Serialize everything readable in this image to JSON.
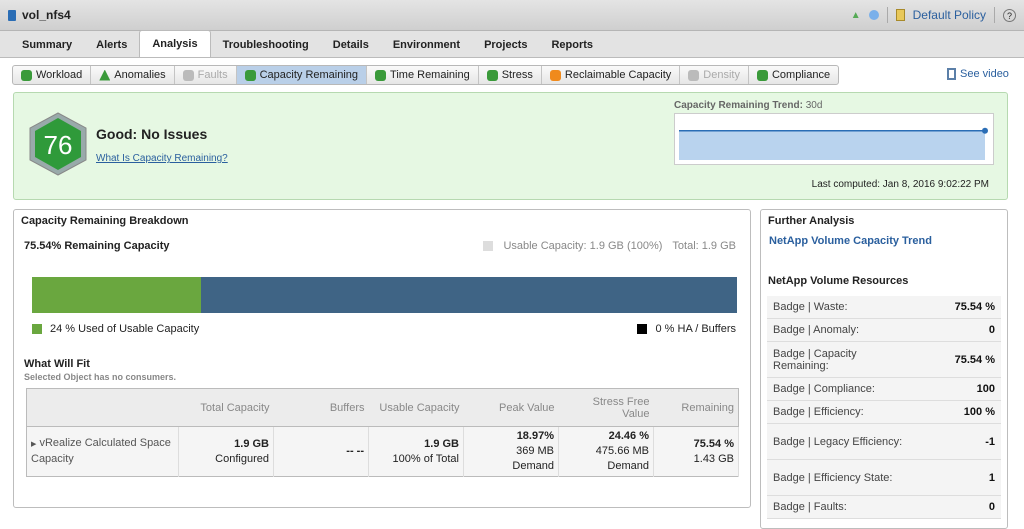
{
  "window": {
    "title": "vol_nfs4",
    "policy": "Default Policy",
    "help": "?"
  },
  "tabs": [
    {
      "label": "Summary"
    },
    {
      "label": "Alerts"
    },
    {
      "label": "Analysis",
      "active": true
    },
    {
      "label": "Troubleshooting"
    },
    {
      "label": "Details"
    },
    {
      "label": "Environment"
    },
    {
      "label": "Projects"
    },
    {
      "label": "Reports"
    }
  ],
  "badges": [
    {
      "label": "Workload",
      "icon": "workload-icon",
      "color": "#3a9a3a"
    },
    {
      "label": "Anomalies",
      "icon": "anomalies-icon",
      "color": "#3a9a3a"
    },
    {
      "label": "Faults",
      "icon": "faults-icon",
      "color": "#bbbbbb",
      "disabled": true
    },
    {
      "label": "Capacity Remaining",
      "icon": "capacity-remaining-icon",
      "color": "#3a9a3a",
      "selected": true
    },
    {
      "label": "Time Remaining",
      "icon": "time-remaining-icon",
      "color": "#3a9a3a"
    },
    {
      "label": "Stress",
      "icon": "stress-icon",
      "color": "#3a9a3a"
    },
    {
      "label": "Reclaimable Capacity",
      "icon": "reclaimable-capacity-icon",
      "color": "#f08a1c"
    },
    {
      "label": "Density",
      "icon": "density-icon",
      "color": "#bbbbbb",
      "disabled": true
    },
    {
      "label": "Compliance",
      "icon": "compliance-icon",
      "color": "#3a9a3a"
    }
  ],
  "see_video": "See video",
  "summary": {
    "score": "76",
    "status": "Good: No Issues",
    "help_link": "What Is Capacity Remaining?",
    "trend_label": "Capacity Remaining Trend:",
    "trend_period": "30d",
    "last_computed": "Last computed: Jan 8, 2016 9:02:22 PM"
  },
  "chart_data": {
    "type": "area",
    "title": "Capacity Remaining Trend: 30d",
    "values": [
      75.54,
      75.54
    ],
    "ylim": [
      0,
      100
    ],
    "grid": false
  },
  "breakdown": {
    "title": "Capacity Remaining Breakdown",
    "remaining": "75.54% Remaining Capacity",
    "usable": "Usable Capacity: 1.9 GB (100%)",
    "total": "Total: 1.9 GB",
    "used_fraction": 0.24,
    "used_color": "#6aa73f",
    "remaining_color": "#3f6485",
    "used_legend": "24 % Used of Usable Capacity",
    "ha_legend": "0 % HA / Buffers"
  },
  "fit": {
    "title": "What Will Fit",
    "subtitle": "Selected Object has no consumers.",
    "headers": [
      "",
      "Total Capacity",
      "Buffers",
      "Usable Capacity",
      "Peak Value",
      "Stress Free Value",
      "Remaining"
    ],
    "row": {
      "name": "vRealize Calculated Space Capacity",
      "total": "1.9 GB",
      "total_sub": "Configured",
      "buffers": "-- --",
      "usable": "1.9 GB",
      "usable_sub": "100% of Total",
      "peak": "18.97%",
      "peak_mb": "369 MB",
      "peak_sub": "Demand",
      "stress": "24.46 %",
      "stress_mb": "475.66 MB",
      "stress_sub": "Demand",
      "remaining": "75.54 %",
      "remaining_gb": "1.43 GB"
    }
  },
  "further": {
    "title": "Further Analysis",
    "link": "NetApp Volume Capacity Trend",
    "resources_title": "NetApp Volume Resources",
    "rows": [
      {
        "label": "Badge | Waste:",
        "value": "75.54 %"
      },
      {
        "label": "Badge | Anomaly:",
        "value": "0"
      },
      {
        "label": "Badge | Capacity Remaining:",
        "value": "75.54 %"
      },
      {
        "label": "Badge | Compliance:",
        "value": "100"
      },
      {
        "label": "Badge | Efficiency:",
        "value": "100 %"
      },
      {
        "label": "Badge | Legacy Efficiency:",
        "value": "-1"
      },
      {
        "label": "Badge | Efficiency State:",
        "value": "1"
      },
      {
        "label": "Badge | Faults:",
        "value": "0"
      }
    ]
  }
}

************

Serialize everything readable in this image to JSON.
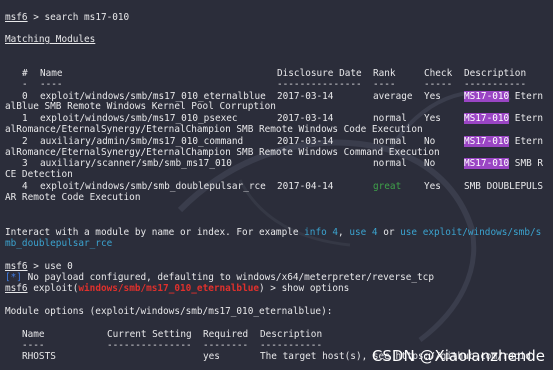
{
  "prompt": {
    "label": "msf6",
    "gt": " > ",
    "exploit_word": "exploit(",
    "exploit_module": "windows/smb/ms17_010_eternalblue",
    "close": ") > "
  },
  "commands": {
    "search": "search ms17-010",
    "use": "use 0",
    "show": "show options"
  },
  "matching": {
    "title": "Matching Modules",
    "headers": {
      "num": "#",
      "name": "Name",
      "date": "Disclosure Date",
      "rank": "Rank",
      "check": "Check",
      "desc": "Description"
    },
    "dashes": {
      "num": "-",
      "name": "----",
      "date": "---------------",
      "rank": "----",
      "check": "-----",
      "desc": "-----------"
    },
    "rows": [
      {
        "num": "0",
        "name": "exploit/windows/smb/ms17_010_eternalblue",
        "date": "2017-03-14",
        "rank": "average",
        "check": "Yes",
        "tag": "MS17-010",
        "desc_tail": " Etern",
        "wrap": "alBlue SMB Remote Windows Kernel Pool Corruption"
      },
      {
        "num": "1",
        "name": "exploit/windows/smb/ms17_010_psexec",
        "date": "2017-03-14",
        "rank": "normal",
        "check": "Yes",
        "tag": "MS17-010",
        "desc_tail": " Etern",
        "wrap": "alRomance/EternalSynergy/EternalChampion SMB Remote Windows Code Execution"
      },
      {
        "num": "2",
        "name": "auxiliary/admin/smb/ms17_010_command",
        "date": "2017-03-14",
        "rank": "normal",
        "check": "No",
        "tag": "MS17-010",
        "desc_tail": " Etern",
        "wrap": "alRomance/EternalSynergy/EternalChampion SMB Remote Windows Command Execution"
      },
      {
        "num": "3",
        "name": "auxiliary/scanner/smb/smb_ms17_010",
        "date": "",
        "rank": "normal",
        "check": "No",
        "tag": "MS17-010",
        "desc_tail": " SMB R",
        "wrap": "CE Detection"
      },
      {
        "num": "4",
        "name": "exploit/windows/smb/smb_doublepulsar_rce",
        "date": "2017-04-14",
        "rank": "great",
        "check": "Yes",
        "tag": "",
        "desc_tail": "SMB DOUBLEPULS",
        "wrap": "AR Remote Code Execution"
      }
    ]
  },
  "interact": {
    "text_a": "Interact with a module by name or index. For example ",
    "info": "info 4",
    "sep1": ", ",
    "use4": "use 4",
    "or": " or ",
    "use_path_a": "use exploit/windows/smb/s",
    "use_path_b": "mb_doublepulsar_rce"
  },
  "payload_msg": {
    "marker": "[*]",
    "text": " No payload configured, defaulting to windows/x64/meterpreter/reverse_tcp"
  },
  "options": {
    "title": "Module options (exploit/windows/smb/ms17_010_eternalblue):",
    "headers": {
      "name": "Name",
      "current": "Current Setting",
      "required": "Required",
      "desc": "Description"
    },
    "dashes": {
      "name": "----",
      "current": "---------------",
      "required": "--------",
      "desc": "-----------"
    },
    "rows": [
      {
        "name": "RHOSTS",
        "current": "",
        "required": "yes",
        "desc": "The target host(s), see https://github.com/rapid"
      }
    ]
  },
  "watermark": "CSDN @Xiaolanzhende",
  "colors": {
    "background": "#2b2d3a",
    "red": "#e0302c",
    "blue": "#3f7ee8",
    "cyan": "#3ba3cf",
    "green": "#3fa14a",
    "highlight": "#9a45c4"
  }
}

************

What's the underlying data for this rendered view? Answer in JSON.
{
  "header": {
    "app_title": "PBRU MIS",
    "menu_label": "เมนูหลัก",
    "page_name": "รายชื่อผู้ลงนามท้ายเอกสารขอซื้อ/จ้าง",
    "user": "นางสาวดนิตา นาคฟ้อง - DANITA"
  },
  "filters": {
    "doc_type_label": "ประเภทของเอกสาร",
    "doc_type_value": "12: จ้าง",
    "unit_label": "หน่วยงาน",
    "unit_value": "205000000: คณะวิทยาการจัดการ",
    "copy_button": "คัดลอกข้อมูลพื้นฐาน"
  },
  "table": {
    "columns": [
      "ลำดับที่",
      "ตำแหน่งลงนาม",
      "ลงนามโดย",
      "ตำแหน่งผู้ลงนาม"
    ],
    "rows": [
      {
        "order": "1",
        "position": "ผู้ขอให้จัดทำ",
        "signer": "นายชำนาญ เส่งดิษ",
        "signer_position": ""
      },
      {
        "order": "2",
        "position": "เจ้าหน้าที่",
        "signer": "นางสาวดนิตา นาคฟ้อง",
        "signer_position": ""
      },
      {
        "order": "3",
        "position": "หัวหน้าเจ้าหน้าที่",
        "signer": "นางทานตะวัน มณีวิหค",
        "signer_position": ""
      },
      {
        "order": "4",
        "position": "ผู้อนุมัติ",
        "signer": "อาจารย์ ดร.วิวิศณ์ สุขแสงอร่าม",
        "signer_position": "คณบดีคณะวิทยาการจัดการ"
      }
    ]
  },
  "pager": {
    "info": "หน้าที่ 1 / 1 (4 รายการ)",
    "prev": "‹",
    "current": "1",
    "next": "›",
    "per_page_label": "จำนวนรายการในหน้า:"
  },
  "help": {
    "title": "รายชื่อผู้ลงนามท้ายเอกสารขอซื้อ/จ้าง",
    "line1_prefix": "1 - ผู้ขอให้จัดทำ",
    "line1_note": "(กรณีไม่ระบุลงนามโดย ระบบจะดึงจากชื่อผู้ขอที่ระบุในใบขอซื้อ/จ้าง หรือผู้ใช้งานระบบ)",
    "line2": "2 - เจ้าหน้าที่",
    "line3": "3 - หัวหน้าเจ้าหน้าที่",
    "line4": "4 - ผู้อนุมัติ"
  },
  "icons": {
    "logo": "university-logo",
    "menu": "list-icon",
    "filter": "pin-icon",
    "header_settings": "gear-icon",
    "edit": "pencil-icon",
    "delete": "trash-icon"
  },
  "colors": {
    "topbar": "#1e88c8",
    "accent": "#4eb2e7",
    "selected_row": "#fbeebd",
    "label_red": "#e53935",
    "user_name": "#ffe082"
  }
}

************

◆ Task instructions: Within the material above, find the lines that contain the word "NetApp"; copy them.

◆ Answer for this exercise:
    "link": "NetApp Volume Capacity Trend",
    "resources_title": "NetApp Volume Resources",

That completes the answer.